- [Passage provided]
===============

A long history of human factors.
The following was first published on SHARYL ATTKISSON‘s Substack

As I’ve flipped around on TV and the Internet to look at the California wildfire coverage, I rarely hear the national reporters and analysts addressing what is really one of the most important and obvious elements: What’s causing the fires?
The announcers use language such as, “Six more fires broke out…” and “Two more fires popped up,” as if somehow fires are mysteriously spontaneously combusting out of nowhere.
Well, we all know that doesn’t happen.
Why isn’t there more reporting emphasis on getting at the causes of these fires? Even if we don’t know suspected causes for all of them, there are certainly investigations underway, and suspicions for some of them.
But too often it’s as if the news reporters don’t seem very curious. They don’t point out what’s being done to figure out the causes, or what the suspected causes are.

===============

- [Directions for this task]
Write the next part of the piece about news coverage of the California wildfires, starting after its final sentence. The entries are separate material and have nothing to do with the wildfire text.

===============

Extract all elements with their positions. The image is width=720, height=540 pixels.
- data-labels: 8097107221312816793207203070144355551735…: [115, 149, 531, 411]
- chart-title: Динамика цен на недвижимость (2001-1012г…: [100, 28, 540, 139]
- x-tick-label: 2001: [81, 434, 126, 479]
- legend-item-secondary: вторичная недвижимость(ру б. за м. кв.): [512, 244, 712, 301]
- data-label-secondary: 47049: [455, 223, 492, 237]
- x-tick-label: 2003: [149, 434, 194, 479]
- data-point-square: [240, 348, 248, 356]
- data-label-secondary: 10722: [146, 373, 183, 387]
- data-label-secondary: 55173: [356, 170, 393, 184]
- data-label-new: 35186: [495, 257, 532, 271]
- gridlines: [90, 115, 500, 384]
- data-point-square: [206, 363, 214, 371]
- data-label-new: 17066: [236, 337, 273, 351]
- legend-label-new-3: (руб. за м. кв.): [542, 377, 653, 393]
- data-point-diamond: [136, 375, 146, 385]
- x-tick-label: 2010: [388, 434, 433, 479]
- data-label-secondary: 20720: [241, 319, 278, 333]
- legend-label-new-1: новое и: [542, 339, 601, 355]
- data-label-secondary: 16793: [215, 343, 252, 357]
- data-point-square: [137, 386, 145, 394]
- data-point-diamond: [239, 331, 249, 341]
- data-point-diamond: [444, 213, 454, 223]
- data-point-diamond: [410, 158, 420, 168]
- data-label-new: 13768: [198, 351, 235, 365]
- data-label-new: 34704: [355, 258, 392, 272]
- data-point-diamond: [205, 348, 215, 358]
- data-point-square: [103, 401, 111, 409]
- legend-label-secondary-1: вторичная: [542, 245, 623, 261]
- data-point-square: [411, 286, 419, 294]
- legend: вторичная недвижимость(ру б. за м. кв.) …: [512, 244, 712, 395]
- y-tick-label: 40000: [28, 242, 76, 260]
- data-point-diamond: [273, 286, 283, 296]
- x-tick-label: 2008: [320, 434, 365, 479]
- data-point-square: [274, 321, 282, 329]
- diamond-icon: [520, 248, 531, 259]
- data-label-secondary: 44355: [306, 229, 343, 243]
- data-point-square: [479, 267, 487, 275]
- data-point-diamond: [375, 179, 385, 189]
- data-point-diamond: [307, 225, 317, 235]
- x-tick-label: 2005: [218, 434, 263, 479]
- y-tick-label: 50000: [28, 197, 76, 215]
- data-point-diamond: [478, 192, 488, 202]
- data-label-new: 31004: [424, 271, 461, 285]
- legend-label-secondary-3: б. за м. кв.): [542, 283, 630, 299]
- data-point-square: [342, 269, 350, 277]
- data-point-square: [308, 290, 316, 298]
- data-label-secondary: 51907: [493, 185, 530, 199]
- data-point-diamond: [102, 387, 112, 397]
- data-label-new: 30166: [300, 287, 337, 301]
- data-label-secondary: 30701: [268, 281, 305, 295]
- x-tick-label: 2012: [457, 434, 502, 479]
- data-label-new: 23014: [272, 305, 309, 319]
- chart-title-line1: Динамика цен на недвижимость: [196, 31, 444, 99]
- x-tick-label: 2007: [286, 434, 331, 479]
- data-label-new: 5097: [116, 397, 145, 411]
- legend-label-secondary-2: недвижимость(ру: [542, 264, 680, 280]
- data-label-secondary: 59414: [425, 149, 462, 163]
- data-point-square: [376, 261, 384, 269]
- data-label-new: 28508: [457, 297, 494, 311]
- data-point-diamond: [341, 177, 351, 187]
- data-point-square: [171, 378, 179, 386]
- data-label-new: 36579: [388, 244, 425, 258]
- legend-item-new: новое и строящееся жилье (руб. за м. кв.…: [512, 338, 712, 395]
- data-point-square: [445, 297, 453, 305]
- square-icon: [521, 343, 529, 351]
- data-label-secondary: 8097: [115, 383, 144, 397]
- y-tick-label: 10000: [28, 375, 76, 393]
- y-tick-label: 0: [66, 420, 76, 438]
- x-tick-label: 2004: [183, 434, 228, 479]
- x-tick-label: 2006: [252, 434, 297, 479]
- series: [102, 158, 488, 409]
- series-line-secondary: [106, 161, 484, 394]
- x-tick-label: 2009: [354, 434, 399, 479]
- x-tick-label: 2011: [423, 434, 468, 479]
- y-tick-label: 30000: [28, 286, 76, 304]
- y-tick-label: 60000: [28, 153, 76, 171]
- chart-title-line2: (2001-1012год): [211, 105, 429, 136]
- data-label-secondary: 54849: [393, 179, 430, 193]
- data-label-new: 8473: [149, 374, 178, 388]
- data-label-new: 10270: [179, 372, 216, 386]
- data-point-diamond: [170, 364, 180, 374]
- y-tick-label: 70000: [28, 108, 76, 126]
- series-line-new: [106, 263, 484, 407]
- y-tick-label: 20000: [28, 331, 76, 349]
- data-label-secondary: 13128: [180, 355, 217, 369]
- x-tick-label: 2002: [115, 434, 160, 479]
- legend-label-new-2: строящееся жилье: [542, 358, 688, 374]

===============

- [The answer]
A look at recent history shows that arson and faulty power lines are most frequently to blame for California’s fires. Lightning strikes from storms are also a factor, but in recent weeks there have been no reports of storms in the afflicted area.
On my Sunday television program “Full Measure,” we’ve been reporting on the human factors behind a lot of the devastation in California’s past wildfires, and in the aftermath of the current disasters.
For example, in November of 2018, flames blew through Paradise, California in less than 24 hours, torching more than 31 square miles. It became known as the Camp Fire, killing 85 people and destroying nearly 19,000 homes.
The fire was caused by electrical transmission lines, owned and operated by PG&E.
According to a 700-page investigation by the state, PG&E failed to inspect and maintain an aging electrical tower. It wasn’t an isolated case. PG&E equipment reportedly sparked 19 major blazes in 2017 and 2018.
PG&E pleaded guilty to 84 counts of involuntary manslaughter and agreed to pay $13.5 billion to victims of the Camp Fire and other fires, and hundreds of millions to the local government.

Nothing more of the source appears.